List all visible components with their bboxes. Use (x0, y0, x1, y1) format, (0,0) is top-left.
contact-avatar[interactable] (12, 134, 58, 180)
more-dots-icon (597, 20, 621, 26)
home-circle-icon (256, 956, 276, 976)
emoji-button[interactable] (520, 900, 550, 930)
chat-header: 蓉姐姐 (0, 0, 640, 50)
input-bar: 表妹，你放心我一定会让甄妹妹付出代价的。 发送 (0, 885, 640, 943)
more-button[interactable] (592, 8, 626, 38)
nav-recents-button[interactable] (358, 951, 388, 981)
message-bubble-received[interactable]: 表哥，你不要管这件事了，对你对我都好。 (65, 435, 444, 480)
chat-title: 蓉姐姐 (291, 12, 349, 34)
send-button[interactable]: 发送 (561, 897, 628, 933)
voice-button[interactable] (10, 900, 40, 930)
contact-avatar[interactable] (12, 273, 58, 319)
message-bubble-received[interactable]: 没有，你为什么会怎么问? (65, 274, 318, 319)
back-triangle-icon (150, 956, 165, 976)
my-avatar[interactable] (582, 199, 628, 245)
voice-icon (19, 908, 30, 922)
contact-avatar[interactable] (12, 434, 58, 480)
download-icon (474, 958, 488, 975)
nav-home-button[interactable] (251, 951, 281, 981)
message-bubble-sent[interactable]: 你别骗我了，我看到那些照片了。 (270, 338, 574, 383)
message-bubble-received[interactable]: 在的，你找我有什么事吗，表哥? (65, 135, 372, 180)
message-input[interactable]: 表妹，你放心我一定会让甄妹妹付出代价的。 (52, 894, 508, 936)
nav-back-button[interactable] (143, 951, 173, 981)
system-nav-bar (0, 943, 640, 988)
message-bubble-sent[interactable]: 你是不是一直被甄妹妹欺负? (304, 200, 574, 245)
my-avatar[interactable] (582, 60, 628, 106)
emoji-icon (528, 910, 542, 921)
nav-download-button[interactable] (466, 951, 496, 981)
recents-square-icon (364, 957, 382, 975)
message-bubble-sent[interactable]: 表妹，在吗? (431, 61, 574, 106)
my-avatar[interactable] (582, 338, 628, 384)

********************

» **YOUR TASK**:
Retype all of the data above line for line, keeping every character, number, and punctuation mark unchanged.

» **FINAL RESULT**:
List all visible components with their bboxes. Use (x0, y0, x1, y1) format, (0,0) is top-left.
contact-avatar[interactable] (12, 134, 58, 180)
more-dots-icon (597, 20, 621, 26)
home-circle-icon (256, 956, 276, 976)
emoji-button[interactable] (520, 900, 550, 930)
chat-header: 蓉姐姐 (0, 0, 640, 50)
input-bar: 表妹，你放心我一定会让甄妹妹付出代价的。 发送 (0, 885, 640, 943)
more-button[interactable] (592, 8, 626, 38)
nav-recents-button[interactable] (358, 951, 388, 981)
message-bubble-received[interactable]: 表哥，你不要管这件事了，对你对我都好。 (65, 435, 444, 480)
chat-title: 蓉姐姐 (291, 12, 349, 34)
send-button[interactable]: 发送 (561, 897, 628, 933)
voice-button[interactable] (10, 900, 40, 930)
contact-avatar[interactable] (12, 273, 58, 319)
message-bubble-received[interactable]: 没有，你为什么会怎么问? (65, 274, 318, 319)
back-triangle-icon (150, 956, 165, 976)
my-avatar[interactable] (582, 199, 628, 245)
voice-icon (19, 908, 30, 922)
contact-avatar[interactable] (12, 434, 58, 480)
download-icon (474, 958, 488, 975)
nav-home-button[interactable] (251, 951, 281, 981)
message-bubble-sent[interactable]: 你别骗我了，我看到那些照片了。 (270, 338, 574, 383)
message-bubble-received[interactable]: 在的，你找我有什么事吗，表哥? (65, 135, 372, 180)
message-input[interactable]: 表妹，你放心我一定会让甄妹妹付出代价的。 (52, 894, 508, 936)
nav-back-button[interactable] (143, 951, 173, 981)
system-nav-bar (0, 943, 640, 988)
message-bubble-sent[interactable]: 你是不是一直被甄妹妹欺负? (304, 200, 574, 245)
my-avatar[interactable] (582, 60, 628, 106)
emoji-icon (528, 910, 542, 921)
nav-download-button[interactable] (466, 951, 496, 981)
recents-square-icon (364, 957, 382, 975)
message-bubble-sent[interactable]: 表妹，在吗? (431, 61, 574, 106)
my-avatar[interactable] (582, 338, 628, 384)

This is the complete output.